- [PROBLEM DESCRIPTION] Each line of the material below that holds the word "åringar" needs to be copied.

- [DATASET ENTRIES]
============
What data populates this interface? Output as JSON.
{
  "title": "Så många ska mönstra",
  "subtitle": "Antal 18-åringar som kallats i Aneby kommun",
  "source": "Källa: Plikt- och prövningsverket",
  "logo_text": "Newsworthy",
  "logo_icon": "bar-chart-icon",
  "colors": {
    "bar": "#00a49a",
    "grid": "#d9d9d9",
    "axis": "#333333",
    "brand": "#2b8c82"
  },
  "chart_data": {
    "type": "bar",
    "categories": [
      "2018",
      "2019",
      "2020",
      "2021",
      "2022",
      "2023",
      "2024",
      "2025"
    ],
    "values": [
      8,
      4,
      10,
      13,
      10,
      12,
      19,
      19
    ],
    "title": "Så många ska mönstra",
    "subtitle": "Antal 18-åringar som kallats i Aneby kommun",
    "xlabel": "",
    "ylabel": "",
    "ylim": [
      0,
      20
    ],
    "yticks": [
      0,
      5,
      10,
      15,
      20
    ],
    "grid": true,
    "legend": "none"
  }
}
============
- [FULL OUTPUT]
  "subtitle": "Antal 18-åringar som kallats i Aneby kommun",
    "subtitle": "Antal 18-åringar som kallats i Aneby kommun",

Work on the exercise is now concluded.